Dataset records
+++++
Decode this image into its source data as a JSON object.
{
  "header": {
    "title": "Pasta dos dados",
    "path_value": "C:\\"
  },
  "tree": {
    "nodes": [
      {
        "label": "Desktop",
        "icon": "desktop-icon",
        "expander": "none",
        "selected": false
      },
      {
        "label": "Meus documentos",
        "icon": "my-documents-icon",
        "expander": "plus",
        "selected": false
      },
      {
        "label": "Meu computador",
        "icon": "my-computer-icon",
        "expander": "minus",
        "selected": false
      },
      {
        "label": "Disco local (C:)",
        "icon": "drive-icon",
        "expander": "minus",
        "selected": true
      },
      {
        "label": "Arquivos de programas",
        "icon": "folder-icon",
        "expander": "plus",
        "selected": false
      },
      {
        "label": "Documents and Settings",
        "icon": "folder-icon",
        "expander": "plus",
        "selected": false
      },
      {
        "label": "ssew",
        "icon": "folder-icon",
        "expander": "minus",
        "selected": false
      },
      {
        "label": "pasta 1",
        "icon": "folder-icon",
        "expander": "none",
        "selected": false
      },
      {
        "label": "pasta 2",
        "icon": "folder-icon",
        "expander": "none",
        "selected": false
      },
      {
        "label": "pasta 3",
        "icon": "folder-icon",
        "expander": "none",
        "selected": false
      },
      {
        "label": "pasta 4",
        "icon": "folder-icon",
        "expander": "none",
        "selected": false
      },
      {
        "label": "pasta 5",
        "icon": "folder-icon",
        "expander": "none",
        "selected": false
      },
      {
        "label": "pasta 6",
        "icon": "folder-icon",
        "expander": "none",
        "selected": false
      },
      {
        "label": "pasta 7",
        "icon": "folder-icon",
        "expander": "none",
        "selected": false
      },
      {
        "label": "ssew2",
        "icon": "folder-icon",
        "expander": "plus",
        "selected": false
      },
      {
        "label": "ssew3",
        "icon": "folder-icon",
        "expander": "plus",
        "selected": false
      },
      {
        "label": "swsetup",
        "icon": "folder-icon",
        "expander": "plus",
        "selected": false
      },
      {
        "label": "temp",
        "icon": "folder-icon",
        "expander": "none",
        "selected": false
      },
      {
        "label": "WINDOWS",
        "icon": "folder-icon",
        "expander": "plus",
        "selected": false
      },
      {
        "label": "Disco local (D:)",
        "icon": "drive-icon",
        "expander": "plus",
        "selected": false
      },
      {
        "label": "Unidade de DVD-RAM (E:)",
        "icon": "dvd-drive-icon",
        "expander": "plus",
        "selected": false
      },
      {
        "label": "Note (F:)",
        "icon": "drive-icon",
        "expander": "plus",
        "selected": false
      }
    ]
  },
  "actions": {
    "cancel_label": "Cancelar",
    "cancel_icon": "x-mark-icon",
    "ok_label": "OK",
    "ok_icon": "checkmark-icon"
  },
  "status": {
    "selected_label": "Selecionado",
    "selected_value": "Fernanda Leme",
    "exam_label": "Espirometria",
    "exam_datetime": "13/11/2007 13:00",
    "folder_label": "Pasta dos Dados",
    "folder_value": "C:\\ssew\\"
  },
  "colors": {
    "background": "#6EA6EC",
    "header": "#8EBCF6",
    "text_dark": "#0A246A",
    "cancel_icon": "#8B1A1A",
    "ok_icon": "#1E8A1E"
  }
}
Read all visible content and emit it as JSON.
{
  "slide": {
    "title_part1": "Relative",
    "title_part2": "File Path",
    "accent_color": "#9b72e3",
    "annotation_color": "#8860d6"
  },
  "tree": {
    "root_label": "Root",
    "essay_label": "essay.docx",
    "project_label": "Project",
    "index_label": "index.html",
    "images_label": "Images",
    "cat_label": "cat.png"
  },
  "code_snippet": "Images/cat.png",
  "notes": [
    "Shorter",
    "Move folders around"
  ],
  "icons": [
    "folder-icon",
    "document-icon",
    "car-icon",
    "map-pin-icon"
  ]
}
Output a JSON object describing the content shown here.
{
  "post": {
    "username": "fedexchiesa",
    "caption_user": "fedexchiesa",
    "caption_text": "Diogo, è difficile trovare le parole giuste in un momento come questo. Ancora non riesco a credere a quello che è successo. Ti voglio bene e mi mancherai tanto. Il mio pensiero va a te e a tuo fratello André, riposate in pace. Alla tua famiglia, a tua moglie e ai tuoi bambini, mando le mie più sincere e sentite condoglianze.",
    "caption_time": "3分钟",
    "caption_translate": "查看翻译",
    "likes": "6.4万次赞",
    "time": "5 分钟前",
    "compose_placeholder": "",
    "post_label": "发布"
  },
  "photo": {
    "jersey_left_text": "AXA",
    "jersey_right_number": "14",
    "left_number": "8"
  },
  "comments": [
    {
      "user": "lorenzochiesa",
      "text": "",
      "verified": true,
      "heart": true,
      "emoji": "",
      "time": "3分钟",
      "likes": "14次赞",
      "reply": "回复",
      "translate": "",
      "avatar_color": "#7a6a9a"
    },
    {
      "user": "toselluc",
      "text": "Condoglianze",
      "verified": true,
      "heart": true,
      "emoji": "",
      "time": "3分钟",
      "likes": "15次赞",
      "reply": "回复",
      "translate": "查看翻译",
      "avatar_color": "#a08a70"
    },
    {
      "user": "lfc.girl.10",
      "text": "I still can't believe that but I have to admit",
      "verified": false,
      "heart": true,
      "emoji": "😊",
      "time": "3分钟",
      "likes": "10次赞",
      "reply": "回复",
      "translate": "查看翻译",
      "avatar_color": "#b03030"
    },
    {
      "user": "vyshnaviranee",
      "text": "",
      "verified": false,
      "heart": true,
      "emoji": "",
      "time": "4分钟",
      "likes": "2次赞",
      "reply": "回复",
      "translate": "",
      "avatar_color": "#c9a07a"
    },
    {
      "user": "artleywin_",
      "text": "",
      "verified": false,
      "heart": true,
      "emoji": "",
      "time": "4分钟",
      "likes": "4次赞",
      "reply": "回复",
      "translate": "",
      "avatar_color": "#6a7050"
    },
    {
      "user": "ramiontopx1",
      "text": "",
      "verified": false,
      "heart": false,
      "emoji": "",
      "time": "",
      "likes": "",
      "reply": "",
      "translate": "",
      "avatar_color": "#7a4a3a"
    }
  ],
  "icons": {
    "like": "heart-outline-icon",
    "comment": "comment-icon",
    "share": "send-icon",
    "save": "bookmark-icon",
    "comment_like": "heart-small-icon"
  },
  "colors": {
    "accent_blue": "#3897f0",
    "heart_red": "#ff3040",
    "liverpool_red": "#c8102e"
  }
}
+++++
# STATED EXERCISE:
Give back all the data exactly as written.

# ANSWER TO THE PROBLEM:
Decode this image into its source data as a JSON object.
{
  "header": {
    "title": "Pasta dos dados",
    "path_value": "C:\\"
  },
  "tree": {
    "nodes": [
      {
        "label": "Desktop",
        "icon": "desktop-icon",
        "expander": "none",
        "selected": false
      },
      {
        "label": "Meus documentos",
        "icon": "my-documents-icon",
        "expander": "plus",
        "selected": false
      },
      {
        "label": "Meu computador",
        "icon": "my-computer-icon",
        "expander": "minus",
        "selected": false
      },
      {
        "label": "Disco local (C:)",
        "icon": "drive-icon",
        "expander": "minus",
        "selected": true
      },
      {
        "label": "Arquivos de programas",
        "icon": "folder-icon",
        "expander": "plus",
        "selected": false
      },
      {
        "label": "Documents and Settings",
        "icon": "folder-icon",
        "expander": "plus",
        "selected": false
      },
      {
        "label": "ssew",
        "icon": "folder-icon",
        "expander": "minus",
        "selected": false
      },
      {
        "label": "pasta 1",
        "icon": "folder-icon",
        "expander": "none",
        "selected": false
      },
      {
        "label": "pasta 2",
        "icon": "folder-icon",
        "expander": "none",
        "selected": false
      },
      {
        "label": "pasta 3",
        "icon": "folder-icon",
        "expander": "none",
        "selected": false
      },
      {
        "label": "pasta 4",
        "icon": "folder-icon",
        "expander": "none",
        "selected": false
      },
      {
        "label": "pasta 5",
        "icon": "folder-icon",
        "expander": "none",
        "selected": false
      },
      {
        "label": "pasta 6",
        "icon": "folder-icon",
        "expander": "none",
        "selected": false
      },
      {
        "label": "pasta 7",
        "icon": "folder-icon",
        "expander": "none",
        "selected": false
      },
      {
        "label": "ssew2",
        "icon": "folder-icon",
        "expander": "plus",
        "selected": false
      },
      {
        "label": "ssew3",
        "icon": "folder-icon",
        "expander": "plus",
        "selected": false
      },
      {
        "label": "swsetup",
        "icon": "folder-icon",
        "expander": "plus",
        "selected": false
      },
      {
        "label": "temp",
        "icon": "folder-icon",
        "expander": "none",
        "selected": false
      },
      {
        "label": "WINDOWS",
        "icon": "folder-icon",
        "expander": "plus",
        "selected": false
      },
      {
        "label": "Disco local (D:)",
        "icon": "drive-icon",
        "expander": "plus",
        "selected": false
      },
      {
        "label": "Unidade de DVD-RAM (E:)",
        "icon": "dvd-drive-icon",
        "expander": "plus",
        "selected": false
      },
      {
        "label": "Note (F:)",
        "icon": "drive-icon",
        "expander": "plus",
        "selected": false
      }
    ]
  },
  "actions": {
    "cancel_label": "Cancelar",
    "cancel_icon": "x-mark-icon",
    "ok_label": "OK",
    "ok_icon": "checkmark-icon"
  },
  "status": {
    "selected_label": "Selecionado",
    "selected_value": "Fernanda Leme",
    "exam_label": "Espirometria",
    "exam_datetime": "13/11/2007 13:00",
    "folder_label": "Pasta dos Dados",
    "folder_value": "C:\\ssew\\"
  },
  "colors": {
    "background": "#6EA6EC",
    "header": "#8EBCF6",
    "text_dark": "#0A246A",
    "cancel_icon": "#8B1A1A",
    "ok_icon": "#1E8A1E"
  }
}
Read all visible content and emit it as JSON.
{
  "slide": {
    "title_part1": "Relative",
    "title_part2": "File Path",
    "accent_color": "#9b72e3",
    "annotation_color": "#8860d6"
  },
  "tree": {
    "root_label": "Root",
    "essay_label": "essay.docx",
    "project_label": "Project",
    "index_label": "index.html",
    "images_label": "Images",
    "cat_label": "cat.png"
  },
  "code_snippet": "Images/cat.png",
  "notes": [
    "Shorter",
    "Move folders around"
  ],
  "icons": [
    "folder-icon",
    "document-icon",
    "car-icon",
    "map-pin-icon"
  ]
}
Output a JSON object describing the content shown here.
{
  "post": {
    "username": "fedexchiesa",
    "caption_user": "fedexchiesa",
    "caption_text": "Diogo, è difficile trovare le parole giuste in un momento come questo. Ancora non riesco a credere a quello che è successo. Ti voglio bene e mi mancherai tanto. Il mio pensiero va a te e a tuo fratello André, riposate in pace. Alla tua famiglia, a tua moglie e ai tuoi bambini, mando le mie più sincere e sentite condoglianze.",
    "caption_time": "3分钟",
    "caption_translate": "查看翻译",
    "likes": "6.4万次赞",
    "time": "5 分钟前",
    "compose_placeholder": "",
    "post_label": "发布"
  },
  "photo": {
    "jersey_left_text": "AXA",
    "jersey_right_number": "14",
    "left_number": "8"
  },
  "comments": [
    {
      "user": "lorenzochiesa",
      "text": "",
      "verified": true,
      "heart": true,
      "emoji": "",
      "time": "3分钟",
      "likes": "14次赞",
      "reply": "回复",
      "translate": "",
      "avatar_color": "#7a6a9a"
    },
    {
      "user": "toselluc",
      "text": "Condoglianze",
      "verified": true,
      "heart": true,
      "emoji": "",
      "time": "3分钟",
      "likes": "15次赞",
      "reply": "回复",
      "translate": "查看翻译",
      "avatar_color": "#a08a70"
    },
    {
      "user": "lfc.girl.10",
      "text": "I still can't believe that but I have to admit",
      "verified": false,
      "heart": true,
      "emoji": "😊",
      "time": "3分钟",
      "likes": "10次赞",
      "reply": "回复",
      "translate": "查看翻译",
      "avatar_color": "#b03030"
    },
    {
      "user": "vyshnaviranee",
      "text": "",
      "verified": false,
      "heart": true,
      "emoji": "",
      "time": "4分钟",
      "likes": "2次赞",
      "reply": "回复",
      "translate": "",
      "avatar_color": "#c9a07a"
    },
    {
      "user": "artleywin_",
      "text": "",
      "verified": false,
      "heart": true,
      "emoji": "",
      "time": "4分钟",
      "likes": "4次赞",
      "reply": "回复",
      "translate": "",
      "avatar_color": "#6a7050"
    },
    {
      "user": "ramiontopx1",
      "text": "",
      "verified": false,
      "heart": false,
      "emoji": "",
      "time": "",
      "likes": "",
      "reply": "",
      "translate": "",
      "avatar_color": "#7a4a3a"
    }
  ],
  "icons": {
    "like": "heart-outline-icon",
    "comment": "comment-icon",
    "share": "send-icon",
    "save": "bookmark-icon",
    "comment_like": "heart-small-icon"
  },
  "colors": {
    "accent_blue": "#3897f0",
    "heart_red": "#ff3040",
    "liverpool_red": "#c8102e"
  }
}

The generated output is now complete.